[Stored records]
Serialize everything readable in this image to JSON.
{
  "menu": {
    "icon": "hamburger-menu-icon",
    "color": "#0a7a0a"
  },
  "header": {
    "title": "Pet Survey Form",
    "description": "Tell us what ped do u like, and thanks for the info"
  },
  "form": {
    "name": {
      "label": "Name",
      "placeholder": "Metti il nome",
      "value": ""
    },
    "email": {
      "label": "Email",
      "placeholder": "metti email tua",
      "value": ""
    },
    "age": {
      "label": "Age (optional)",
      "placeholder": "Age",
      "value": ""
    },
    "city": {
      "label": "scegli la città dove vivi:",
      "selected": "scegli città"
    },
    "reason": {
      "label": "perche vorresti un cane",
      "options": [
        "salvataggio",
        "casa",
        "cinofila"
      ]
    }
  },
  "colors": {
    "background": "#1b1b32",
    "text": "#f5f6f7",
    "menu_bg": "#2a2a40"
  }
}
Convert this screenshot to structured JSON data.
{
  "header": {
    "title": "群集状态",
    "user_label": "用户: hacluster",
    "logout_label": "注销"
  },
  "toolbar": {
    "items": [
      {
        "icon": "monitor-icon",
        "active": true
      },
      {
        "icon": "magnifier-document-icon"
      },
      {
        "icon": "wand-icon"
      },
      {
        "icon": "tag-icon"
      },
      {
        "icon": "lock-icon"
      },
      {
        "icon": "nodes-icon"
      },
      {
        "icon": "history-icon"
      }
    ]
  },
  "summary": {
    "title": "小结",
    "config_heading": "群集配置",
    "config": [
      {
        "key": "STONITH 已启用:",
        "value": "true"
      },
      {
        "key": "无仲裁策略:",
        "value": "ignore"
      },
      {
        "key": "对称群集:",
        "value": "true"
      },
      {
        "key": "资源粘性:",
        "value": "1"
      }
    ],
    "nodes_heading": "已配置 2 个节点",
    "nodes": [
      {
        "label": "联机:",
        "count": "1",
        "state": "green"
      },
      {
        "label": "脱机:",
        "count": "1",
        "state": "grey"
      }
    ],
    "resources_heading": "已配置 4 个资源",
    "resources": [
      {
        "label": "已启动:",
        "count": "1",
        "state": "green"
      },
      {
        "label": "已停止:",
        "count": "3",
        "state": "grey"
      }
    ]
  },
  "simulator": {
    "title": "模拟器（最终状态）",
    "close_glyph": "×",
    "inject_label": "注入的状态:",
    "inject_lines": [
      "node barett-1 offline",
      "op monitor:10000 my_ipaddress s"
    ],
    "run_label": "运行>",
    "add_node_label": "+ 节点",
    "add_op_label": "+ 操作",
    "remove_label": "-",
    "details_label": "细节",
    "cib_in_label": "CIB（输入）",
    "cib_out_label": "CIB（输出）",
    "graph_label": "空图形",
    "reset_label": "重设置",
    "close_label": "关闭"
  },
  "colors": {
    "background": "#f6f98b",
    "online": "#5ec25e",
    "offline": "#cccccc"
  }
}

__Task to carry out__. Select all lines in the listing that include the word "background".

__Answer to this task__.
    "background": "#1b1b32",
    "background": "#f6f98b",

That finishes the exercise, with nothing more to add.